Dataset items:
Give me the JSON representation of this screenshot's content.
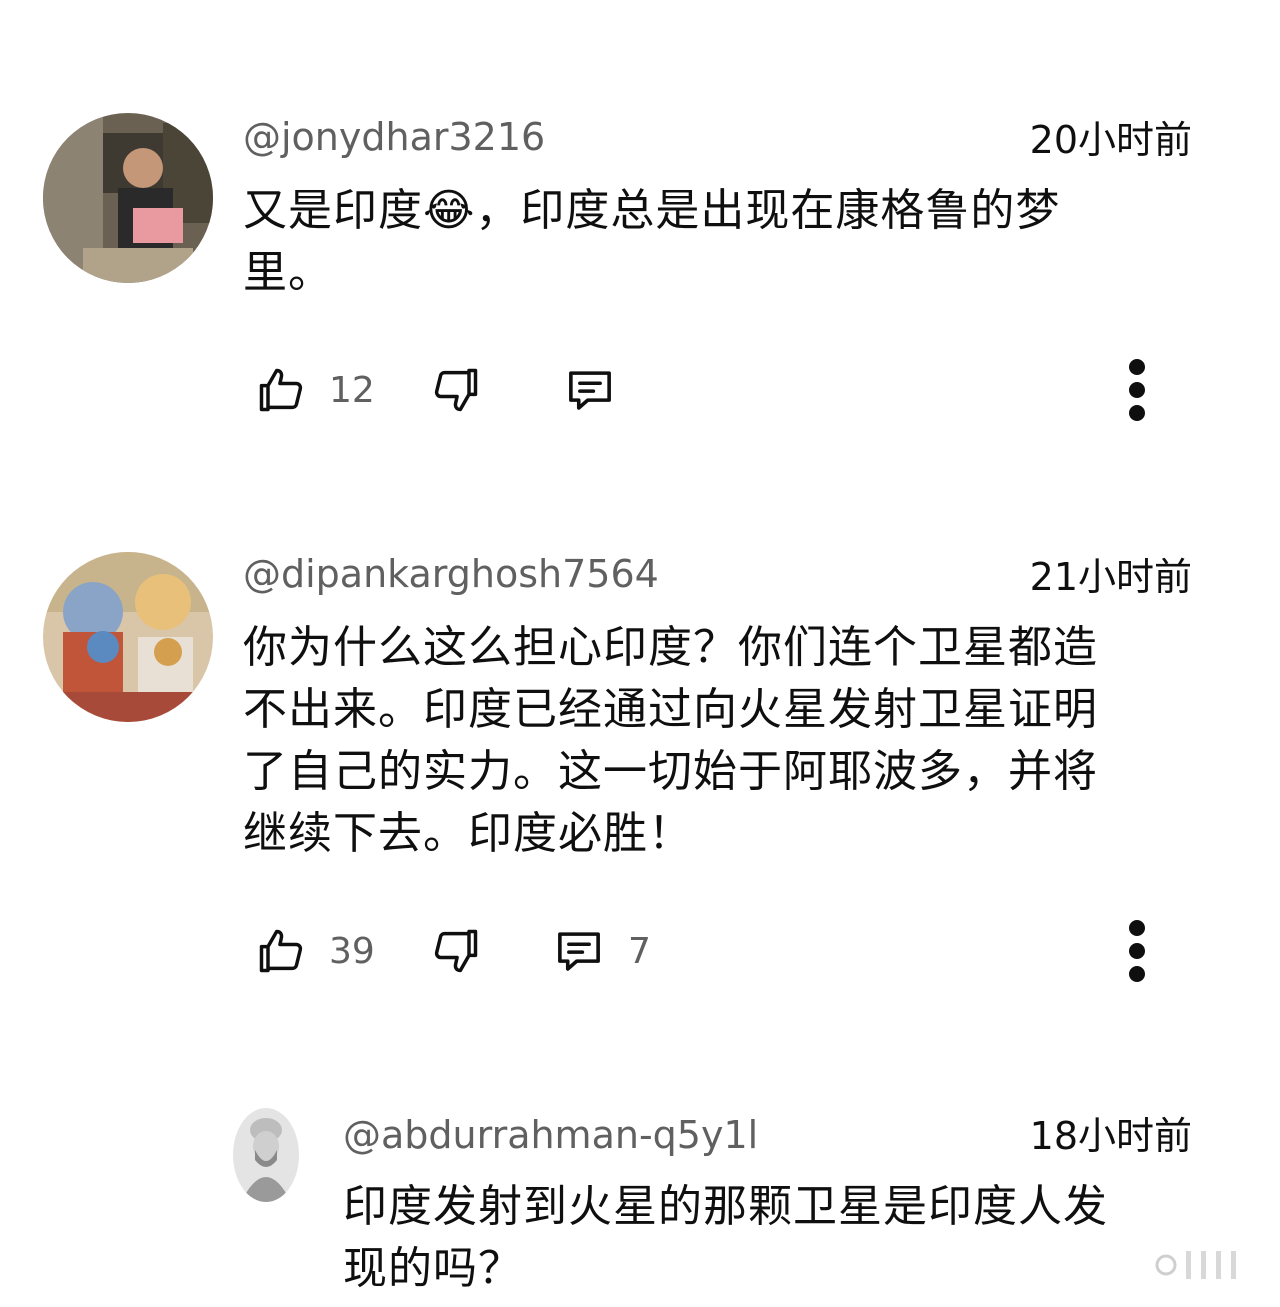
{
  "comments": [
    {
      "handle": "@jonydhar3216",
      "time": "20小时前",
      "text_lines": [
        "又是印度😂，印度总是出现在康格鲁的梦",
        "里。"
      ],
      "likes": "12",
      "replies": ""
    },
    {
      "handle": "@dipankarghosh7564",
      "time": "21小时前",
      "text_lines": [
        "你为什么这么担心印度？你们连个卫星都造",
        "不出来。印度已经通过向火星发射卫星证明",
        "了自己的实力。这一切始于阿耶波多，并将",
        "继续下去。印度必胜！"
      ],
      "likes": "39",
      "replies": "7"
    },
    {
      "handle": "@abdurrahman-q5y1l",
      "time": "18小时前",
      "text_lines": [
        "印度发射到火星的那颗卫星是印度人发",
        "现的吗？"
      ]
    }
  ],
  "icons": {
    "like": "thumbs-up-icon",
    "dislike": "thumbs-down-icon",
    "reply": "comment-bubble-icon",
    "more": "vertical-dots-icon"
  },
  "colors": {
    "text": "#0f0f0f",
    "secondary": "#606060",
    "background": "#ffffff"
  }
}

(Task directions) Without the pictures, output the full listing exactly as it stands.

(Completed task)
Give me the JSON representation of this screenshot's content.
{
  "comments": [
    {
      "handle": "@jonydhar3216",
      "time": "20小时前",
      "text_lines": [
        "又是印度😂，印度总是出现在康格鲁的梦",
        "里。"
      ],
      "likes": "12",
      "replies": ""
    },
    {
      "handle": "@dipankarghosh7564",
      "time": "21小时前",
      "text_lines": [
        "你为什么这么担心印度？你们连个卫星都造",
        "不出来。印度已经通过向火星发射卫星证明",
        "了自己的实力。这一切始于阿耶波多，并将",
        "继续下去。印度必胜！"
      ],
      "likes": "39",
      "replies": "7"
    },
    {
      "handle": "@abdurrahman-q5y1l",
      "time": "18小时前",
      "text_lines": [
        "印度发射到火星的那颗卫星是印度人发",
        "现的吗？"
      ]
    }
  ],
  "icons": {
    "like": "thumbs-up-icon",
    "dislike": "thumbs-down-icon",
    "reply": "comment-bubble-icon",
    "more": "vertical-dots-icon"
  },
  "colors": {
    "text": "#0f0f0f",
    "secondary": "#606060",
    "background": "#ffffff"
  }
}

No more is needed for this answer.